= Beginning of Section =
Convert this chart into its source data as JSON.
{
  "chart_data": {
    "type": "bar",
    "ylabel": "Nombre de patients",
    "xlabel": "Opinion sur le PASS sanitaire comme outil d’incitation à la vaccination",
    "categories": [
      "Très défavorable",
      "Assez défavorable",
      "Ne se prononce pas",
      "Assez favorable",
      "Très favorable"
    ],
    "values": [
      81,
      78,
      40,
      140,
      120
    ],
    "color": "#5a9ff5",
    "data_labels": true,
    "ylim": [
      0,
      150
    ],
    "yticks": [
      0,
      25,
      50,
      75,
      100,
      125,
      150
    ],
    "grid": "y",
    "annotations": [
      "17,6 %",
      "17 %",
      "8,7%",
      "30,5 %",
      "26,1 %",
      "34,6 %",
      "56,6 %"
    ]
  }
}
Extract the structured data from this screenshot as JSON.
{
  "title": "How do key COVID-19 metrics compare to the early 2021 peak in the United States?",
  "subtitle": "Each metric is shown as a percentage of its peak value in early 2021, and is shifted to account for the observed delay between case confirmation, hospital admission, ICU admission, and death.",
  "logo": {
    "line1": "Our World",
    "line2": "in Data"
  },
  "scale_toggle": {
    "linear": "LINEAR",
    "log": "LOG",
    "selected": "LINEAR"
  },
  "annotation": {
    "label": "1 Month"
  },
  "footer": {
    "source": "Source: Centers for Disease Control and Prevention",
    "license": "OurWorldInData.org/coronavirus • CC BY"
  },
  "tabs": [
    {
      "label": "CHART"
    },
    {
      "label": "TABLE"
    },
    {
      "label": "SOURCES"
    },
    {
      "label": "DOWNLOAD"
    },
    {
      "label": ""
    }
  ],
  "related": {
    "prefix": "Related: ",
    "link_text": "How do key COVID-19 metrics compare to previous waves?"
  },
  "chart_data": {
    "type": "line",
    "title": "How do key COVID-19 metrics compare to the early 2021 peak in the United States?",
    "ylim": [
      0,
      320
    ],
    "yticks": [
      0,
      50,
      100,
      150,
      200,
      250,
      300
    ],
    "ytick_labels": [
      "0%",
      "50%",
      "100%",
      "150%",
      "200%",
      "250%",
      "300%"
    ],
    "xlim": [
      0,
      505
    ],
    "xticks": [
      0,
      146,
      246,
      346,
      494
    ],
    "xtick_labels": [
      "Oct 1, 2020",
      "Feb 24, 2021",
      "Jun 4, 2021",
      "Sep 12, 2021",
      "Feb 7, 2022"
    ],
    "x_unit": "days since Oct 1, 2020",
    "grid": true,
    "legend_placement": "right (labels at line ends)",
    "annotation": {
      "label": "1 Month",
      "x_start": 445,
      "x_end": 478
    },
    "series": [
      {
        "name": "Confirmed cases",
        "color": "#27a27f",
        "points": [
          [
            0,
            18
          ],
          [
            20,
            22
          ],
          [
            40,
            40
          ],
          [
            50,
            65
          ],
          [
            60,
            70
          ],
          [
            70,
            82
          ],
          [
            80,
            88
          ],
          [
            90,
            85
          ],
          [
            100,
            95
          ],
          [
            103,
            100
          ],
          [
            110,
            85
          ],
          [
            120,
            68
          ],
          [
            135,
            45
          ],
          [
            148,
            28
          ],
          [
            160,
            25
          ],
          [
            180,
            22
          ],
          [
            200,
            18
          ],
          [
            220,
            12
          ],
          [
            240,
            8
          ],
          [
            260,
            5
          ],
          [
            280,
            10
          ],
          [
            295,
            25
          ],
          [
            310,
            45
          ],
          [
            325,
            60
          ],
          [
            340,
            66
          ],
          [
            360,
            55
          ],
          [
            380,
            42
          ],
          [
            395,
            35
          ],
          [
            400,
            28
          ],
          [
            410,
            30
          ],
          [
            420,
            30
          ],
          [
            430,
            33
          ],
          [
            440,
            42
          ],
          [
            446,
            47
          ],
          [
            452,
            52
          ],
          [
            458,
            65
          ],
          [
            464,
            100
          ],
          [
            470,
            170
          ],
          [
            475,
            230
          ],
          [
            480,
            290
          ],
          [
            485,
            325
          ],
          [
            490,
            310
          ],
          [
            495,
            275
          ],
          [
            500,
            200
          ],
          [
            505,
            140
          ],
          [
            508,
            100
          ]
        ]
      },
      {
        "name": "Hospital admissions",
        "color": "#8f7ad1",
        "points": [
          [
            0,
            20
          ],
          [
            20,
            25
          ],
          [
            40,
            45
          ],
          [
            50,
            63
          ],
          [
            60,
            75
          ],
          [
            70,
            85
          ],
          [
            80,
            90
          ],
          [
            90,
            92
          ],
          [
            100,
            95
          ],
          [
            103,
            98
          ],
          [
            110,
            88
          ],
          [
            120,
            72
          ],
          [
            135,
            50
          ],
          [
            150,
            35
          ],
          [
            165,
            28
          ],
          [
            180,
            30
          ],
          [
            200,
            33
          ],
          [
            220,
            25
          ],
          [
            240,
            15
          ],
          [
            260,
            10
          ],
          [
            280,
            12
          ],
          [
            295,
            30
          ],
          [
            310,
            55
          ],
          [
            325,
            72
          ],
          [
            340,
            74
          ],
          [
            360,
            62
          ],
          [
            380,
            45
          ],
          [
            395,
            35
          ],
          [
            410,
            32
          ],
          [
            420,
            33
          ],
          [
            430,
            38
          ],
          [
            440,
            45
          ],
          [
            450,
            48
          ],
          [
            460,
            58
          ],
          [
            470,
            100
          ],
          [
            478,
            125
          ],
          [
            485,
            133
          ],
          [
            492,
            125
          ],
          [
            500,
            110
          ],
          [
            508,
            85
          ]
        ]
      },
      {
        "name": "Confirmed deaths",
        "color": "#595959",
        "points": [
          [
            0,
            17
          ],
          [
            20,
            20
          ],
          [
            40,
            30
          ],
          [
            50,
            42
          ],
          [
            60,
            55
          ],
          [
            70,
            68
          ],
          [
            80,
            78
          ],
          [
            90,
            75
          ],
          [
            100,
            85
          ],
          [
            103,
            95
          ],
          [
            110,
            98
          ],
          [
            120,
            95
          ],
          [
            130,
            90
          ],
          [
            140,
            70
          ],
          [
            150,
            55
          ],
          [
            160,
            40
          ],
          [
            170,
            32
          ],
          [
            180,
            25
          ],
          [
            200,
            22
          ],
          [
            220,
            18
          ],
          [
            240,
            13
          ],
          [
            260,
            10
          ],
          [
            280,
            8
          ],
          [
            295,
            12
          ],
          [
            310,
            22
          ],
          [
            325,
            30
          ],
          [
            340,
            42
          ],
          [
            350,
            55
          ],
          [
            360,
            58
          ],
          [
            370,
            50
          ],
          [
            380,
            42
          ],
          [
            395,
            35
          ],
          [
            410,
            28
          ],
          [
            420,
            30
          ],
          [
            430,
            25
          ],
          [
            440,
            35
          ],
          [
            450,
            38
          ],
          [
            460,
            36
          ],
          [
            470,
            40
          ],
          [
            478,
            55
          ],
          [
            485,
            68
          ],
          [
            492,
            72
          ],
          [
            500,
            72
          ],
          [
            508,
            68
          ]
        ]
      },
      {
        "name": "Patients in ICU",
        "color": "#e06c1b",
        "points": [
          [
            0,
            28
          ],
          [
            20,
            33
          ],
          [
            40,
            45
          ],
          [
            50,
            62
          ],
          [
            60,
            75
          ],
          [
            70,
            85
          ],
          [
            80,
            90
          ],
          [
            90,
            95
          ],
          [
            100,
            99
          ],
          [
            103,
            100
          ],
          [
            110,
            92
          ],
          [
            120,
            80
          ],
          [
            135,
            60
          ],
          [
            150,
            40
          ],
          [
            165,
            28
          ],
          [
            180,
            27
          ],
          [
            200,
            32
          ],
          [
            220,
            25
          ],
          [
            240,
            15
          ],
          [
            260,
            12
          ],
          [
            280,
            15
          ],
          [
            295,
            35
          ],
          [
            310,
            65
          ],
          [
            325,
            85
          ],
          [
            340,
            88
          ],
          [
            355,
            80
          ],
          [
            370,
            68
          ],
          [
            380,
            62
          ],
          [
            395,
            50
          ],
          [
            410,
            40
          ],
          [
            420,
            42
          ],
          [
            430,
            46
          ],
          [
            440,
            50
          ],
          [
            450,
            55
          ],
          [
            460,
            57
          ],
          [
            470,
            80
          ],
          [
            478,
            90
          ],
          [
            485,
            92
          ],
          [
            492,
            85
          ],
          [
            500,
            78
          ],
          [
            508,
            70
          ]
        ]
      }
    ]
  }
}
= End of Section =
■ What to produce ■
From the listing above, pick out every line containing "peak".

■ Answer area ■
  "title": "How do key COVID-19 metrics compare to the early 2021 peak in the United States?",
  "subtitle": "Each metric is shown as a percentage of its peak value in early 2021, and is shifted to account for the observed delay between case confirmation, hospital admission, ICU admission, and death.",
    "title": "How do key COVID-19 metrics compare to the early 2021 peak in the United States?",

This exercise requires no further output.